PROBLEM STATEMENT: Transcribe the entries below exactly; leave every image out.

DATA FOR THIS EXERCISE:
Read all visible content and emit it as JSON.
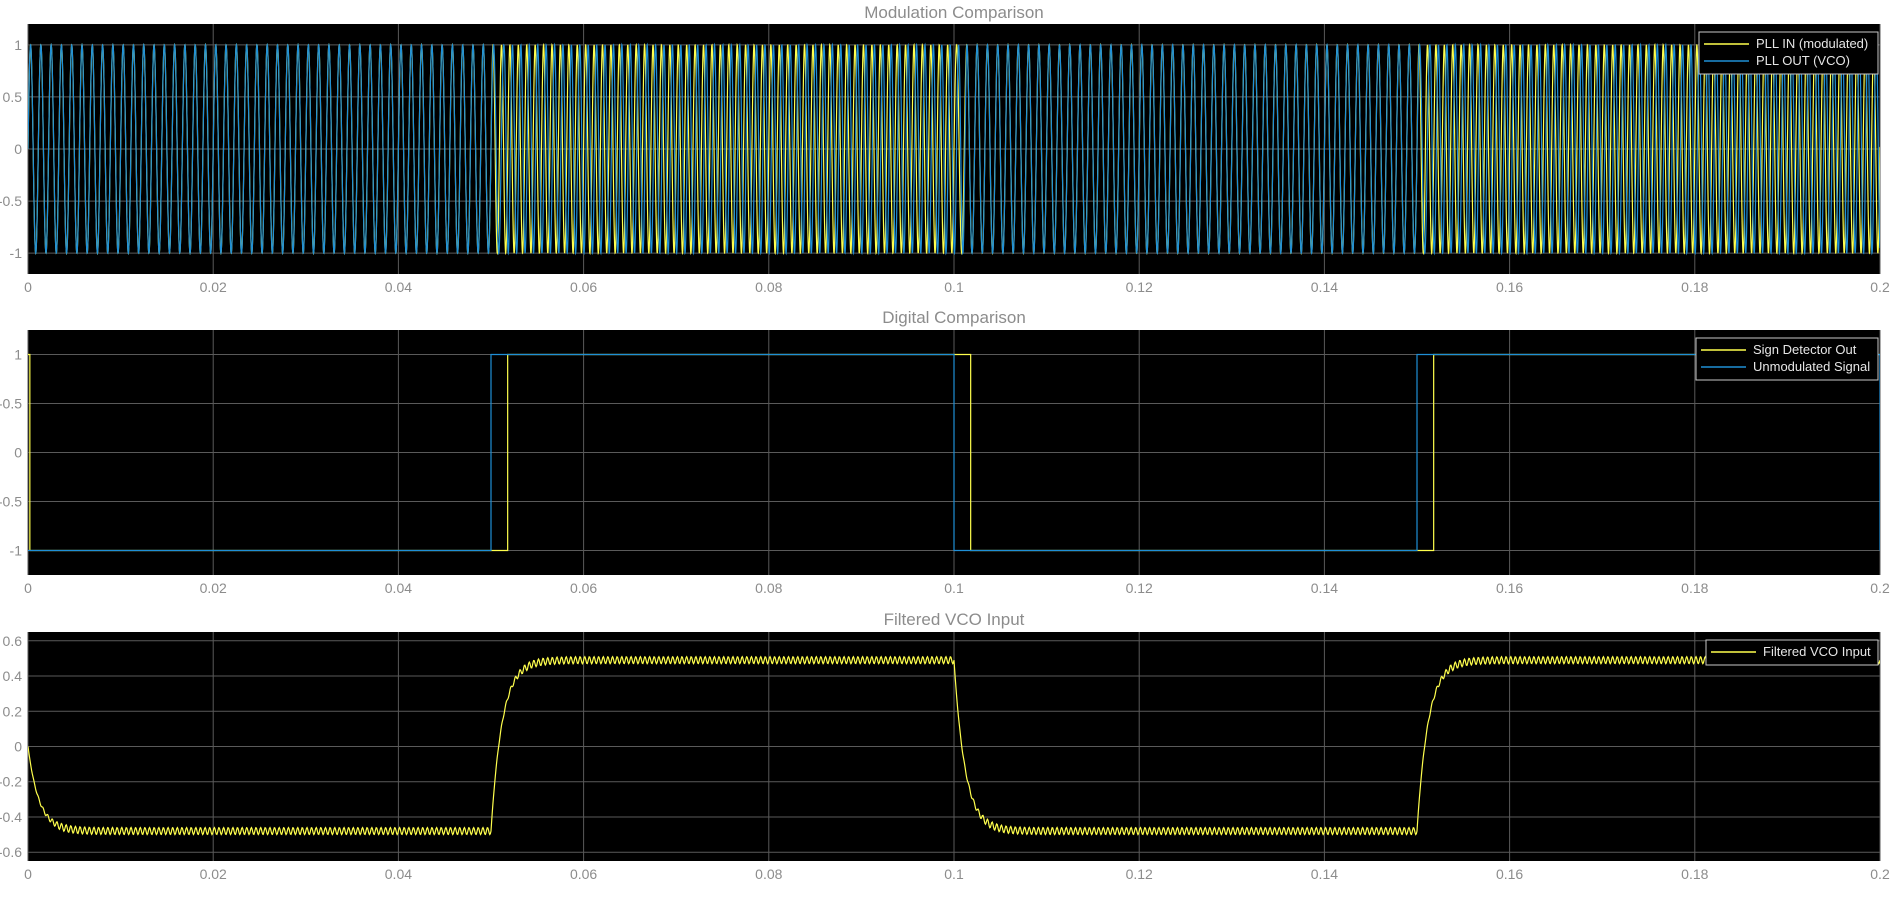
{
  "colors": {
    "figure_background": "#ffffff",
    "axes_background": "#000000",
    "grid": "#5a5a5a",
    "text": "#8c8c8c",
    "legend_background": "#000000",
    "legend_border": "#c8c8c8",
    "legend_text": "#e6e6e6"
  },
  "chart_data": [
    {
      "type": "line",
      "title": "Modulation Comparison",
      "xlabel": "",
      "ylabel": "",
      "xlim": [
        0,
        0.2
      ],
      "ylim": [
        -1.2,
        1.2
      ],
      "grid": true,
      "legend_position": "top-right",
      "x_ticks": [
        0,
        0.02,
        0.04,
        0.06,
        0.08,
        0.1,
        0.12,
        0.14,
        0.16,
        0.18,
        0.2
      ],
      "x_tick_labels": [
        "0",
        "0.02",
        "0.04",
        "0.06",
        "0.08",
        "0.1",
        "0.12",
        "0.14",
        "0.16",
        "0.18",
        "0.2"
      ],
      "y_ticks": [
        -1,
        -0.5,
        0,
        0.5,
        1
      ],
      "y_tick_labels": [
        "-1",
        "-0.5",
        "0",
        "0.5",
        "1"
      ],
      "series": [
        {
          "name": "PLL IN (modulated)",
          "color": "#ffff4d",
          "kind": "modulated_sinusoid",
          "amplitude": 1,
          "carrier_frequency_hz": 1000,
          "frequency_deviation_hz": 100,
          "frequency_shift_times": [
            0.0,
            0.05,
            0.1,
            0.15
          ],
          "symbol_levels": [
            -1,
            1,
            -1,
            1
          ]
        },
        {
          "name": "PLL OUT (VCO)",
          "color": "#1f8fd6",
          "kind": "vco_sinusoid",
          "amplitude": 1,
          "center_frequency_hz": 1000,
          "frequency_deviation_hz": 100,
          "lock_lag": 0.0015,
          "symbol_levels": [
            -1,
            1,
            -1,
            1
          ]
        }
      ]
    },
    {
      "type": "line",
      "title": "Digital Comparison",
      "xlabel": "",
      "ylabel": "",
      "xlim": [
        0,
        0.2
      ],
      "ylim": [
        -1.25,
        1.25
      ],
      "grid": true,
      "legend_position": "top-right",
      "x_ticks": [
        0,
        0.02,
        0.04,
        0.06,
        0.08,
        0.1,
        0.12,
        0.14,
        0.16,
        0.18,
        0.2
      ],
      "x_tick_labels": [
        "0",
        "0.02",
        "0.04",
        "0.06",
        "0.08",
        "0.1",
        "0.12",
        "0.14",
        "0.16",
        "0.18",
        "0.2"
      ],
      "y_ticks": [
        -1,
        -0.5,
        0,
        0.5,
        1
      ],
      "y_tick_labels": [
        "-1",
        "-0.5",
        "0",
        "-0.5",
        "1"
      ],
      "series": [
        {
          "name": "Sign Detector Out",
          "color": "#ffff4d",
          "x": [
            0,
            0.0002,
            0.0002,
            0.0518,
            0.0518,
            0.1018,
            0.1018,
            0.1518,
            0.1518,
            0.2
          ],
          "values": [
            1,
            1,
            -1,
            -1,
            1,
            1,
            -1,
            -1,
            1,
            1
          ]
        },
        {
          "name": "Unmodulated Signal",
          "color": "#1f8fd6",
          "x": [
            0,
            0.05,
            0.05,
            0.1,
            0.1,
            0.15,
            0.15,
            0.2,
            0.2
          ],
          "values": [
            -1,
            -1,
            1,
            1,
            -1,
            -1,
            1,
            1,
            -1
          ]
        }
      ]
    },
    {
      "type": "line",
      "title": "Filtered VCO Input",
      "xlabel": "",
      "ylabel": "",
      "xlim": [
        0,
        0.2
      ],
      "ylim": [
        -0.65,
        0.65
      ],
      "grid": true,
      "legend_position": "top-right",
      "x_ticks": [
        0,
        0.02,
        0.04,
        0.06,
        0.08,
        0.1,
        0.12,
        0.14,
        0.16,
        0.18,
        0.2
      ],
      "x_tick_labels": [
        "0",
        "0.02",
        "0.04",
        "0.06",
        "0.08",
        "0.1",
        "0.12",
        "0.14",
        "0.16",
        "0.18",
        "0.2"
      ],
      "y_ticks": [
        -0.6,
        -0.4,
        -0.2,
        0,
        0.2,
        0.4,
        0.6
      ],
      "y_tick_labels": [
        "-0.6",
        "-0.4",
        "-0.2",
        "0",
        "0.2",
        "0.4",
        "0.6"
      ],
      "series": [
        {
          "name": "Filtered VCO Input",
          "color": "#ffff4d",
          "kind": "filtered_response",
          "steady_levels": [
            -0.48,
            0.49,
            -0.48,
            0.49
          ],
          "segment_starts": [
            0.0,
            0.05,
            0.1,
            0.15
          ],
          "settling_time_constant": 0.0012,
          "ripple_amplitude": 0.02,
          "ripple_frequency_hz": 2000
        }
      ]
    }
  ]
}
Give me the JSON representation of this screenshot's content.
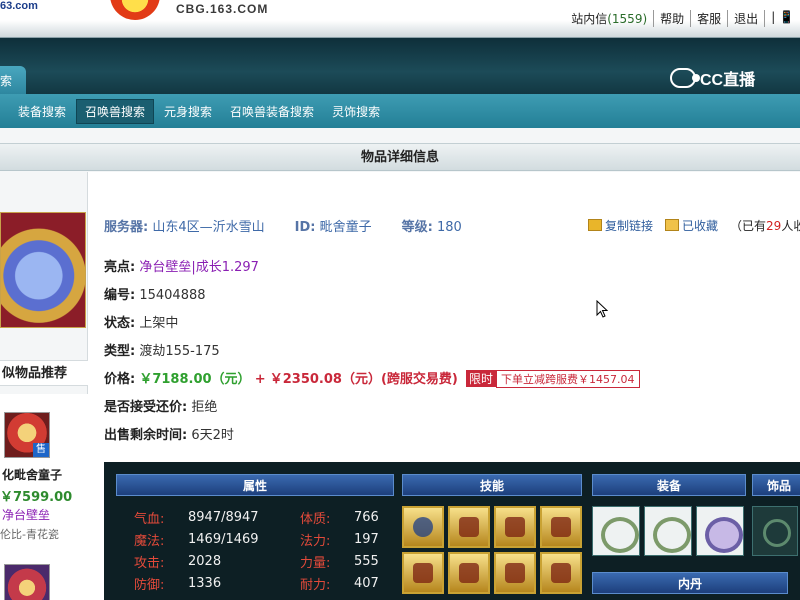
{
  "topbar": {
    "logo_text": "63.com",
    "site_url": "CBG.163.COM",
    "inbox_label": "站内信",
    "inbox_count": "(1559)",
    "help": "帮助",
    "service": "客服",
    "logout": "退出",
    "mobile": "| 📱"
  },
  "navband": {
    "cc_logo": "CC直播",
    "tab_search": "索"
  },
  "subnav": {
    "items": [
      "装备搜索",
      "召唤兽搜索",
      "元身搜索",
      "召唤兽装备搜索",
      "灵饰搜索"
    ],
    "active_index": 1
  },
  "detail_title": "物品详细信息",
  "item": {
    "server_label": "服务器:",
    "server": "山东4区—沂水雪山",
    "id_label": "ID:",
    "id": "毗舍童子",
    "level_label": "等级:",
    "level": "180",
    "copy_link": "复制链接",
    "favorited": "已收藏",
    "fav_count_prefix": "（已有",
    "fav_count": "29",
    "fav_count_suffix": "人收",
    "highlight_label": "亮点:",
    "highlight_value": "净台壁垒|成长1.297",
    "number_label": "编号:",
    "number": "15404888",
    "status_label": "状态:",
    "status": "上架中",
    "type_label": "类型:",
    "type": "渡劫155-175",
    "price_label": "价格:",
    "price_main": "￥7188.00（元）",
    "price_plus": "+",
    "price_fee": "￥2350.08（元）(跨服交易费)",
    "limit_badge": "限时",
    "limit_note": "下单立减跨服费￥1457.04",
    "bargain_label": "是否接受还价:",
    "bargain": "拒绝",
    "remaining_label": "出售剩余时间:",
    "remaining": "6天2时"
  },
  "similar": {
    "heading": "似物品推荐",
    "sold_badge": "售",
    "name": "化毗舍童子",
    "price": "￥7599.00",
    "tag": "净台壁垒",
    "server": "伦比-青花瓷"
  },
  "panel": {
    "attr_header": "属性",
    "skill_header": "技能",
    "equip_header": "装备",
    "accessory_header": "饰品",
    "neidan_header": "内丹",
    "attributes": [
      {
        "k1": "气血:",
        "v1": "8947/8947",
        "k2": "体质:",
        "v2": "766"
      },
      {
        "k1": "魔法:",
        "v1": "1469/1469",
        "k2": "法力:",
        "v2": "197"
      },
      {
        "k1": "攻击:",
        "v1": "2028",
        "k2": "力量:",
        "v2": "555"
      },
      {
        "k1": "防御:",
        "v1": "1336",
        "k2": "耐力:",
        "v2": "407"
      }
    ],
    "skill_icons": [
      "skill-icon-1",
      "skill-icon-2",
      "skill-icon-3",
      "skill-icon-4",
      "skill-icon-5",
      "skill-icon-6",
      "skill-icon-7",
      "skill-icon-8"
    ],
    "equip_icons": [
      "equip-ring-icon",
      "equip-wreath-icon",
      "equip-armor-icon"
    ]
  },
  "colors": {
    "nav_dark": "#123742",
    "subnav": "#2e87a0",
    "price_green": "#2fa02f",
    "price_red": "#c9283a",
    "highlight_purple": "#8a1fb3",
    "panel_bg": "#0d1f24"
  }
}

EXPECTED ANSWER:
Read all visible content and emit it as JSON.
{
  "colors": {
    "figure_background": "#ffffff",
    "axes_background": "#000000",
    "grid": "#5a5a5a",
    "text": "#8c8c8c",
    "legend_background": "#000000",
    "legend_border": "#c8c8c8",
    "legend_text": "#e6e6e6"
  },
  "chart_data": [
    {
      "type": "line",
      "title": "Modulation Comparison",
      "xlabel": "",
      "ylabel": "",
      "xlim": [
        0,
        0.2
      ],
      "ylim": [
        -1.2,
        1.2
      ],
      "grid": true,
      "legend_position": "top-right",
      "x_ticks": [
        0,
        0.02,
        0.04,
        0.06,
        0.08,
        0.1,
        0.12,
        0.14,
        0.16,
        0.18,
        0.2
      ],
      "x_tick_labels": [
        "0",
        "0.02",
        "0.04",
        "0.06",
        "0.08",
        "0.1",
        "0.12",
        "0.14",
        "0.16",
        "0.18",
        "0.2"
      ],
      "y_ticks": [
        -1,
        -0.5,
        0,
        0.5,
        1
      ],
      "y_tick_labels": [
        "-1",
        "-0.5",
        "0",
        "0.5",
        "1"
      ],
      "series": [
        {
          "name": "PLL IN (modulated)",
          "color": "#ffff4d",
          "kind": "modulated_sinusoid",
          "amplitude": 1,
          "carrier_frequency_hz": 1000,
          "frequency_deviation_hz": 100,
          "frequency_shift_times": [
            0.0,
            0.05,
            0.1,
            0.15
          ],
          "symbol_levels": [
            -1,
            1,
            -1,
            1
          ]
        },
        {
          "name": "PLL OUT (VCO)",
          "color": "#1f8fd6",
          "kind": "vco_sinusoid",
          "amplitude": 1,
          "center_frequency_hz": 1000,
          "frequency_deviation_hz": 100,
          "lock_lag": 0.0015,
          "symbol_levels": [
            -1,
            1,
            -1,
            1
          ]
        }
      ]
    },
    {
      "type": "line",
      "title": "Digital Comparison",
      "xlabel": "",
      "ylabel": "",
      "xlim": [
        0,
        0.2
      ],
      "ylim": [
        -1.25,
        1.25
      ],
      "grid": true,
      "legend_position": "top-right",
      "x_ticks": [
        0,
        0.02,
        0.04,
        0.06,
        0.08,
        0.1,
        0.12,
        0.14,
        0.16,
        0.18,
        0.2
      ],
      "x_tick_labels": [
        "0",
        "0.02",
        "0.04",
        "0.06",
        "0.08",
        "0.1",
        "0.12",
        "0.14",
        "0.16",
        "0.18",
        "0.2"
      ],
      "y_ticks": [
        -1,
        -0.5,
        0,
        0.5,
        1
      ],
      "y_tick_labels": [
        "-1",
        "-0.5",
        "0",
        "-0.5",
        "1"
      ],
      "series": [
        {
          "name": "Sign Detector Out",
          "color": "#ffff4d",
          "x": [
            0,
            0.0002,
            0.0002,
            0.0518,
            0.0518,
            0.1018,
            0.1018,
            0.1518,
            0.1518,
            0.2
          ],
          "values": [
            1,
            1,
            -1,
            -1,
            1,
            1,
            -1,
            -1,
            1,
            1
          ]
        },
        {
          "name": "Unmodulated Signal",
          "color": "#1f8fd6",
          "x": [
            0,
            0.05,
            0.05,
            0.1,
            0.1,
            0.15,
            0.15,
            0.2,
            0.2
          ],
          "values": [
            -1,
            -1,
            1,
            1,
            -1,
            -1,
            1,
            1,
            -1
          ]
        }
      ]
    },
    {
      "type": "line",
      "title": "Filtered VCO Input",
      "xlabel": "",
      "ylabel": "",
      "xlim": [
        0,
        0.2
      ],
      "ylim": [
        -0.65,
        0.65
      ],
      "grid": true,
      "legend_position": "top-right",
      "x_ticks": [
        0,
        0.02,
        0.04,
        0.06,
        0.08,
        0.1,
        0.12,
        0.14,
        0.16,
        0.18,
        0.2
      ],
      "x_tick_labels": [
        "0",
        "0.02",
        "0.04",
        "0.06",
        "0.08",
        "0.1",
        "0.12",
        "0.14",
        "0.16",
        "0.18",
        "0.2"
      ],
      "y_ticks": [
        -0.6,
        -0.4,
        -0.2,
        0,
        0.2,
        0.4,
        0.6
      ],
      "y_tick_labels": [
        "-0.6",
        "-0.4",
        "-0.2",
        "0",
        "0.2",
        "0.4",
        "0.6"
      ],
      "series": [
        {
          "name": "Filtered VCO Input",
          "color": "#ffff4d",
          "kind": "filtered_response",
          "steady_levels": [
            -0.48,
            0.49,
            -0.48,
            0.49
          ],
          "segment_starts": [
            0.0,
            0.05,
            0.1,
            0.15
          ],
          "settling_time_constant": 0.0012,
          "ripple_amplitude": 0.02,
          "ripple_frequency_hz": 2000
        }
      ]
    }
  ]
}
Give me the JSON representation of this screenshot's content.
{
  "topbar": {
    "logo_text": "63.com",
    "site_url": "CBG.163.COM",
    "inbox_label": "站内信",
    "inbox_count": "(1559)",
    "help": "帮助",
    "service": "客服",
    "logout": "退出",
    "mobile": "| 📱"
  },
  "navband": {
    "cc_logo": "CC直播",
    "tab_search": "索"
  },
  "subnav": {
    "items": [
      "装备搜索",
      "召唤兽搜索",
      "元身搜索",
      "召唤兽装备搜索",
      "灵饰搜索"
    ],
    "active_index": 1
  },
  "detail_title": "物品详细信息",
  "item": {
    "server_label": "服务器:",
    "server": "山东4区—沂水雪山",
    "id_label": "ID:",
    "id": "毗舍童子",
    "level_label": "等级:",
    "level": "180",
    "copy_link": "复制链接",
    "favorited": "已收藏",
    "fav_count_prefix": "（已有",
    "fav_count": "29",
    "fav_count_suffix": "人收",
    "highlight_label": "亮点:",
    "highlight_value": "净台壁垒|成长1.297",
    "number_label": "编号:",
    "number": "15404888",
    "status_label": "状态:",
    "status": "上架中",
    "type_label": "类型:",
    "type": "渡劫155-175",
    "price_label": "价格:",
    "price_main": "￥7188.00（元）",
    "price_plus": "+",
    "price_fee": "￥2350.08（元）(跨服交易费)",
    "limit_badge": "限时",
    "limit_note": "下单立减跨服费￥1457.04",
    "bargain_label": "是否接受还价:",
    "bargain": "拒绝",
    "remaining_label": "出售剩余时间:",
    "remaining": "6天2时"
  },
  "similar": {
    "heading": "似物品推荐",
    "sold_badge": "售",
    "name": "化毗舍童子",
    "price": "￥7599.00",
    "tag": "净台壁垒",
    "server": "伦比-青花瓷"
  },
  "panel": {
    "attr_header": "属性",
    "skill_header": "技能",
    "equip_header": "装备",
    "accessory_header": "饰品",
    "neidan_header": "内丹",
    "attributes": [
      {
        "k1": "气血:",
        "v1": "8947/8947",
        "k2": "体质:",
        "v2": "766"
      },
      {
        "k1": "魔法:",
        "v1": "1469/1469",
        "k2": "法力:",
        "v2": "197"
      },
      {
        "k1": "攻击:",
        "v1": "2028",
        "k2": "力量:",
        "v2": "555"
      },
      {
        "k1": "防御:",
        "v1": "1336",
        "k2": "耐力:",
        "v2": "407"
      }
    ],
    "skill_icons": [
      "skill-icon-1",
      "skill-icon-2",
      "skill-icon-3",
      "skill-icon-4",
      "skill-icon-5",
      "skill-icon-6",
      "skill-icon-7",
      "skill-icon-8"
    ],
    "equip_icons": [
      "equip-ring-icon",
      "equip-wreath-icon",
      "equip-armor-icon"
    ]
  },
  "colors": {
    "nav_dark": "#123742",
    "subnav": "#2e87a0",
    "price_green": "#2fa02f",
    "price_red": "#c9283a",
    "highlight_purple": "#8a1fb3",
    "panel_bg": "#0d1f24"
  }
}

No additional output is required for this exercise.